* Start *

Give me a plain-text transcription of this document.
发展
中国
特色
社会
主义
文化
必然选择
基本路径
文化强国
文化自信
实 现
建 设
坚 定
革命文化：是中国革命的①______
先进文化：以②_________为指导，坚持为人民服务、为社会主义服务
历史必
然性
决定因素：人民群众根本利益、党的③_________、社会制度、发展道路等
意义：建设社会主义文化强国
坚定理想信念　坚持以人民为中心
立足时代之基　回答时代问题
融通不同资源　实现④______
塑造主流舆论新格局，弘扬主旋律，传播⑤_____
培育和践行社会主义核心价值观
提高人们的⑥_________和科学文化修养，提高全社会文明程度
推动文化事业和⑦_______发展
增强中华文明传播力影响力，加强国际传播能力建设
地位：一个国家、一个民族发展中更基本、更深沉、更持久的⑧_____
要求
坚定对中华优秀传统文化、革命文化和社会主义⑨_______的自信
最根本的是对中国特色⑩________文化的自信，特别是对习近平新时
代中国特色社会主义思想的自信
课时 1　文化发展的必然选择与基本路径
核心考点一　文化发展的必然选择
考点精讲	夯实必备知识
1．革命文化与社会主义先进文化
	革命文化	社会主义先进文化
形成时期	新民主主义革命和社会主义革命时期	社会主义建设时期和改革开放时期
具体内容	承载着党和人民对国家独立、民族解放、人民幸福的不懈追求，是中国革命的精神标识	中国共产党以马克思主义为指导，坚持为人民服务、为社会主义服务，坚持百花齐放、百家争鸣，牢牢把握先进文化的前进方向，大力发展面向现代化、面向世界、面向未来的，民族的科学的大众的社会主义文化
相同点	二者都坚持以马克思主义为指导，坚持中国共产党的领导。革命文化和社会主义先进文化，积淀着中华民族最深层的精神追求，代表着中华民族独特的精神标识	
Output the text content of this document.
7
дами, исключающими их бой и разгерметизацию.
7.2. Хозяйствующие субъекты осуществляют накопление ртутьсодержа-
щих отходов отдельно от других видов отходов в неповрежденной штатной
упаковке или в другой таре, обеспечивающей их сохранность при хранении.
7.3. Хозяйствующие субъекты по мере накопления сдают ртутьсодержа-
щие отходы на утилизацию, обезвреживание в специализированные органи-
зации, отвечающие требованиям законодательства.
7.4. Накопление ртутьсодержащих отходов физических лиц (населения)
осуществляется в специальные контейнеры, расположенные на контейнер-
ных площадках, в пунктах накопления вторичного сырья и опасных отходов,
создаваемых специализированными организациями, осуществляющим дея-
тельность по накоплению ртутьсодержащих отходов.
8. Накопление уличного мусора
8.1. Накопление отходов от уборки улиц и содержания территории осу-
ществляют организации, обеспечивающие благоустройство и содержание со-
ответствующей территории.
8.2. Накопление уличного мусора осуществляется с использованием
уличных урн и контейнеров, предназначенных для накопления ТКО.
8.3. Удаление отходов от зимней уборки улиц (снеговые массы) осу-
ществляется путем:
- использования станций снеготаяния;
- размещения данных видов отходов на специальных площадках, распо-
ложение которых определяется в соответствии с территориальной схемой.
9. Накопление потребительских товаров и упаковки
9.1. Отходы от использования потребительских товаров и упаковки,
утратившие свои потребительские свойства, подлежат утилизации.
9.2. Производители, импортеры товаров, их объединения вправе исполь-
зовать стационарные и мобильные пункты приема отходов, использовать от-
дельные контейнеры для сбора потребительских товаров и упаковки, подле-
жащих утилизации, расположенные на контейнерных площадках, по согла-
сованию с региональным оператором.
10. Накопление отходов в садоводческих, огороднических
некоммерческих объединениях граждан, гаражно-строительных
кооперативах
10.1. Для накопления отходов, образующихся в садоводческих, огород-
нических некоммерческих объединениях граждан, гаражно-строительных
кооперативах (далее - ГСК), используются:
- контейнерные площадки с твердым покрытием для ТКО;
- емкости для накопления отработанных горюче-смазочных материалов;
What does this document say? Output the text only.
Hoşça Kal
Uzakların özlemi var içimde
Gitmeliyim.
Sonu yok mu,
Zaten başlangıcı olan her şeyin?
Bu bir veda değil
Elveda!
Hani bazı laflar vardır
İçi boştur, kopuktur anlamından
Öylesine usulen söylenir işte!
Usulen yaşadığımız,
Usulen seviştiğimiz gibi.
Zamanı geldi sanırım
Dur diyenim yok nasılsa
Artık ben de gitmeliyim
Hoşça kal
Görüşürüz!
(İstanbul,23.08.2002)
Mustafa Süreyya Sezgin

* End *

Check every line of the data, and copy the ones that contain "накопления".

Result
7.3. Хозяйствующие субъекты по мере накопления сдают ртутьсодержа-
ных площадках, в пунктах накопления вторичного сырья и опасных отходов,
уличных урн и контейнеров, предназначенных для накопления ТКО.
10.1. Для накопления отходов, образующихся в садоводческих, огород-
- емкости для накопления отработанных горюче-смазочных материалов;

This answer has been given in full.